> _TASK GOAL_: In the records below, find each line with the word "title" and copy it.

> _DATA SECTION_:

============================================================

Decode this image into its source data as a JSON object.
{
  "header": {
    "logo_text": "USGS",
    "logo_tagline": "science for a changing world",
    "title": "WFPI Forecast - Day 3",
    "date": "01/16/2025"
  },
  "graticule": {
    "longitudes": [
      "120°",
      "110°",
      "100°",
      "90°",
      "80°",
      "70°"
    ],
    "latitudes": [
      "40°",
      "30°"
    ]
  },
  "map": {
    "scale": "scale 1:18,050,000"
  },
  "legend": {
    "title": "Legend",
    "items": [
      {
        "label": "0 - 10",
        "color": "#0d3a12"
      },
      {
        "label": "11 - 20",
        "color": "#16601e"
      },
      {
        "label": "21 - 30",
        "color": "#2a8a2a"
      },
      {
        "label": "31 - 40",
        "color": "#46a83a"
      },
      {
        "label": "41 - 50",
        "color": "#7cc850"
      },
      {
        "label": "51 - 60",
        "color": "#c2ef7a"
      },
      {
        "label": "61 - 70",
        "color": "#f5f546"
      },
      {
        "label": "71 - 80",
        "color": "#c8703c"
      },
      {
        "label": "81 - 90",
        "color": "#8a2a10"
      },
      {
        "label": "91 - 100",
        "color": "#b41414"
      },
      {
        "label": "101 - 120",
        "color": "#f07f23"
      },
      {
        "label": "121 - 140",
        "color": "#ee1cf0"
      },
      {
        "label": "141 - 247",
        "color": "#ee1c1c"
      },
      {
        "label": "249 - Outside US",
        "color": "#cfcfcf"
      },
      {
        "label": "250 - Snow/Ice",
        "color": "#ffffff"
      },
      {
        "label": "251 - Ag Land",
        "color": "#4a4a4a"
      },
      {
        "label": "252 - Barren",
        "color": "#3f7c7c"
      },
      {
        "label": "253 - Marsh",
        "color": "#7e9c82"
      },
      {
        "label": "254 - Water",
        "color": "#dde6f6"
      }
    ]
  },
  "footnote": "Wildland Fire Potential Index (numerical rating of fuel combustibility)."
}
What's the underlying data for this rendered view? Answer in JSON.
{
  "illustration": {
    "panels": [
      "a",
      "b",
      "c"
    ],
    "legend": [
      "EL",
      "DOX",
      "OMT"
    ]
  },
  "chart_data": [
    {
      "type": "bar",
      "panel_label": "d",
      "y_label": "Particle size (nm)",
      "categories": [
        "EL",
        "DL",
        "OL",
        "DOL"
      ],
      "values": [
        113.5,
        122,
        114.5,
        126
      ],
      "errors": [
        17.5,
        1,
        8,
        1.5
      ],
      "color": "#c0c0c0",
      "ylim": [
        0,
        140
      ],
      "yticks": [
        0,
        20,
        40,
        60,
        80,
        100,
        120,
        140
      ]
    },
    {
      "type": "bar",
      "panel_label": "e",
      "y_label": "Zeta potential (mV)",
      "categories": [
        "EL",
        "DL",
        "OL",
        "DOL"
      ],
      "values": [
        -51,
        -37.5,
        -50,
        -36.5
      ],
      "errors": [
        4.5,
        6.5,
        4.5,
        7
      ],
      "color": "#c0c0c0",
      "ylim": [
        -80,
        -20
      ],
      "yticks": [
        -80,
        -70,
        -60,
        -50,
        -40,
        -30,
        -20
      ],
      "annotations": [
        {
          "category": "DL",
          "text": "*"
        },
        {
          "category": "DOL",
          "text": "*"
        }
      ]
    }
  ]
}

============================================================

> _TASK OUTPUT_:
    "title": "WFPI Forecast - Day 3",
    "title": "Legend",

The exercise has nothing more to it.